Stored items
═══

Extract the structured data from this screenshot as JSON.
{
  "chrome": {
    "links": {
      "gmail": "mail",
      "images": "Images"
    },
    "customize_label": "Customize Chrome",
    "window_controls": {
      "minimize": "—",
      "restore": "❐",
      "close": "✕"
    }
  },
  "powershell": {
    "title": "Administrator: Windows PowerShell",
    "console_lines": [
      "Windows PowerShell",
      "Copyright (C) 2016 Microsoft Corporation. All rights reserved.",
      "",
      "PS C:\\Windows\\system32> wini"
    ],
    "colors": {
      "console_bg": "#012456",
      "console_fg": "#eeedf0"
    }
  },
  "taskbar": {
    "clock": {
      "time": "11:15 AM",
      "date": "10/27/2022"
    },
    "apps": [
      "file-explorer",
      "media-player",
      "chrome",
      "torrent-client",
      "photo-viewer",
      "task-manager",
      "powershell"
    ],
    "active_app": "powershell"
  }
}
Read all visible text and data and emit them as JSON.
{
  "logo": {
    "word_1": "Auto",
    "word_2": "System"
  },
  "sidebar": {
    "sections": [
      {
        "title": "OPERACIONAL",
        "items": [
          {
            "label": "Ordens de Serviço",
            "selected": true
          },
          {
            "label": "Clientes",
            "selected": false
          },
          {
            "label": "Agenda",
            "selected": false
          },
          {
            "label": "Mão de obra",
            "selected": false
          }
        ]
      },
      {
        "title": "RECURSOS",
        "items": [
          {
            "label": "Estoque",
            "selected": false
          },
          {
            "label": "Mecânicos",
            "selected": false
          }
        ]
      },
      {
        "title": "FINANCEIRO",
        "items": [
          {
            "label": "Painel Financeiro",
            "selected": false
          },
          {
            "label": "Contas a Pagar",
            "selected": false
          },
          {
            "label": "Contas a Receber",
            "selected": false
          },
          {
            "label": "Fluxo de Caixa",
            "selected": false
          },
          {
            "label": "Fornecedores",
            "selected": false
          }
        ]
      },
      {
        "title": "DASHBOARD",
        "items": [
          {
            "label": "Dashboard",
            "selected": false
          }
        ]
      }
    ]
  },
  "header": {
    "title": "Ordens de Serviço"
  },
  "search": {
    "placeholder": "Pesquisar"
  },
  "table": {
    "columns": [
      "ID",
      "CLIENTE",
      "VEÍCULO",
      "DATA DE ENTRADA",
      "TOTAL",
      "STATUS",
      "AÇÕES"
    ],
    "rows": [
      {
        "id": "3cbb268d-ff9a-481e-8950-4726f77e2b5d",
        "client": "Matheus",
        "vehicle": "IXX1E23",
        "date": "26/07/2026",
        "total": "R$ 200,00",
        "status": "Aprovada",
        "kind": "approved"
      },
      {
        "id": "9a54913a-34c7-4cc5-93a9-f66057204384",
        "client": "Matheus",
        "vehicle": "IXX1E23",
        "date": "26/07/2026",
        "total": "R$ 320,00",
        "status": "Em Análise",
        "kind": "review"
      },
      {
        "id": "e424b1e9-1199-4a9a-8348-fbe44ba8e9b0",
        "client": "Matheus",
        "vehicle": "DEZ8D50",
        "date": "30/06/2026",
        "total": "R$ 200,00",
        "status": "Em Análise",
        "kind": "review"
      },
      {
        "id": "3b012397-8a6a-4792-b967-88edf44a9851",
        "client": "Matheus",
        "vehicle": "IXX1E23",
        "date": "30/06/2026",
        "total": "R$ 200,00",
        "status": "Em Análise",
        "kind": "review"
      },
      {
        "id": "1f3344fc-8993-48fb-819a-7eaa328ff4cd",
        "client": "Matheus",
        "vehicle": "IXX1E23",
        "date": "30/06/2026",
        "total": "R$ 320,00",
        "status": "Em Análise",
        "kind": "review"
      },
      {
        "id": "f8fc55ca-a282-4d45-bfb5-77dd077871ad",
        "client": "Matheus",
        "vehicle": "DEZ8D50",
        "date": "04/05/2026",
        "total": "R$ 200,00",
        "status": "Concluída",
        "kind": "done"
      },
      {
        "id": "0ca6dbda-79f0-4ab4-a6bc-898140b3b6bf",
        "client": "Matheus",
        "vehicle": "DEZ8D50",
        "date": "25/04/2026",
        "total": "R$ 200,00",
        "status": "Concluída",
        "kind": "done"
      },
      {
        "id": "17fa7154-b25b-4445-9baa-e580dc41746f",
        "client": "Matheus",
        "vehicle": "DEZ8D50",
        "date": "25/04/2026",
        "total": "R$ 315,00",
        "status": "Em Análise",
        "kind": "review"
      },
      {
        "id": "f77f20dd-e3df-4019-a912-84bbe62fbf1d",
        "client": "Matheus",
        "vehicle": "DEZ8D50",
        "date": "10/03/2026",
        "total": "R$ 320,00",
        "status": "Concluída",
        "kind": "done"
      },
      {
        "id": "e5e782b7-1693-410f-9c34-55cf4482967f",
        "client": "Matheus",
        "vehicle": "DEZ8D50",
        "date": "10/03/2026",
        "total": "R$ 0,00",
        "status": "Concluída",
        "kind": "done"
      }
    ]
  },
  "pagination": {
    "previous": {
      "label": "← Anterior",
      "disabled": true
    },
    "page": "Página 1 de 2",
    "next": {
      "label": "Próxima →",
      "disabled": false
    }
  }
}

═══

Instructions for the task: Write out every line of the records exactly.

Solution to this task:
Extract the structured data from this screenshot as JSON.
{
  "chrome": {
    "links": {
      "gmail": "mail",
      "images": "Images"
    },
    "customize_label": "Customize Chrome",
    "window_controls": {
      "minimize": "—",
      "restore": "❐",
      "close": "✕"
    }
  },
  "powershell": {
    "title": "Administrator: Windows PowerShell",
    "console_lines": [
      "Windows PowerShell",
      "Copyright (C) 2016 Microsoft Corporation. All rights reserved.",
      "",
      "PS C:\\Windows\\system32> wini"
    ],
    "colors": {
      "console_bg": "#012456",
      "console_fg": "#eeedf0"
    }
  },
  "taskbar": {
    "clock": {
      "time": "11:15 AM",
      "date": "10/27/2022"
    },
    "apps": [
      "file-explorer",
      "media-player",
      "chrome",
      "torrent-client",
      "photo-viewer",
      "task-manager",
      "powershell"
    ],
    "active_app": "powershell"
  }
}
Read all visible text and data and emit them as JSON.
{
  "logo": {
    "word_1": "Auto",
    "word_2": "System"
  },
  "sidebar": {
    "sections": [
      {
        "title": "OPERACIONAL",
        "items": [
          {
            "label": "Ordens de Serviço",
            "selected": true
          },
          {
            "label": "Clientes",
            "selected": false
          },
          {
            "label": "Agenda",
            "selected": false
          },
          {
            "label": "Mão de obra",
            "selected": false
          }
        ]
      },
      {
        "title": "RECURSOS",
        "items": [
          {
            "label": "Estoque",
            "selected": false
          },
          {
            "label": "Mecânicos",
            "selected": false
          }
        ]
      },
      {
        "title": "FINANCEIRO",
        "items": [
          {
            "label": "Painel Financeiro",
            "selected": false
          },
          {
            "label": "Contas a Pagar",
            "selected": false
          },
          {
            "label": "Contas a Receber",
            "selected": false
          },
          {
            "label": "Fluxo de Caixa",
            "selected": false
          },
          {
            "label": "Fornecedores",
            "selected": false
          }
        ]
      },
      {
        "title": "DASHBOARD",
        "items": [
          {
            "label": "Dashboard",
            "selected": false
          }
        ]
      }
    ]
  },
  "header": {
    "title": "Ordens de Serviço"
  },
  "search": {
    "placeholder": "Pesquisar"
  },
  "table": {
    "columns": [
      "ID",
      "CLIENTE",
      "VEÍCULO",
      "DATA DE ENTRADA",
      "TOTAL",
      "STATUS",
      "AÇÕES"
    ],
    "rows": [
      {
        "id": "3cbb268d-ff9a-481e-8950-4726f77e2b5d",
        "client": "Matheus",
        "vehicle": "IXX1E23",
        "date": "26/07/2026",
        "total": "R$ 200,00",
        "status": "Aprovada",
        "kind": "approved"
      },
      {
        "id": "9a54913a-34c7-4cc5-93a9-f66057204384",
        "client": "Matheus",
        "vehicle": "IXX1E23",
        "date": "26/07/2026",
        "total": "R$ 320,00",
        "status": "Em Análise",
        "kind": "review"
      },
      {
        "id": "e424b1e9-1199-4a9a-8348-fbe44ba8e9b0",
        "client": "Matheus",
        "vehicle": "DEZ8D50",
        "date": "30/06/2026",
        "total": "R$ 200,00",
        "status": "Em Análise",
        "kind": "review"
      },
      {
        "id": "3b012397-8a6a-4792-b967-88edf44a9851",
        "client": "Matheus",
        "vehicle": "IXX1E23",
        "date": "30/06/2026",
        "total": "R$ 200,00",
        "status": "Em Análise",
        "kind": "review"
      },
      {
        "id": "1f3344fc-8993-48fb-819a-7eaa328ff4cd",
        "client": "Matheus",
        "vehicle": "IXX1E23",
        "date": "30/06/2026",
        "total": "R$ 320,00",
        "status": "Em Análise",
        "kind": "review"
      },
      {
        "id": "f8fc55ca-a282-4d45-bfb5-77dd077871ad",
        "client": "Matheus",
        "vehicle": "DEZ8D50",
        "date": "04/05/2026",
        "total": "R$ 200,00",
        "status": "Concluída",
        "kind": "done"
      },
      {
        "id": "0ca6dbda-79f0-4ab4-a6bc-898140b3b6bf",
        "client": "Matheus",
        "vehicle": "DEZ8D50",
        "date": "25/04/2026",
        "total": "R$ 200,00",
        "status": "Concluída",
        "kind": "done"
      },
      {
        "id": "17fa7154-b25b-4445-9baa-e580dc41746f",
        "client": "Matheus",
        "vehicle": "DEZ8D50",
        "date": "25/04/2026",
        "total": "R$ 315,00",
        "status": "Em Análise",
        "kind": "review"
      },
      {
        "id": "f77f20dd-e3df-4019-a912-84bbe62fbf1d",
        "client": "Matheus",
        "vehicle": "DEZ8D50",
        "date": "10/03/2026",
        "total": "R$ 320,00",
        "status": "Concluída",
        "kind": "done"
      },
      {
        "id": "e5e782b7-1693-410f-9c34-55cf4482967f",
        "client": "Matheus",
        "vehicle": "DEZ8D50",
        "date": "10/03/2026",
        "total": "R$ 0,00",
        "status": "Concluída",
        "kind": "done"
      }
    ]
  },
  "pagination": {
    "previous": {
      "label": "← Anterior",
      "disabled": true
    },
    "page": "Página 1 de 2",
    "next": {
      "label": "Próxima →",
      "disabled": false
    }
  }
}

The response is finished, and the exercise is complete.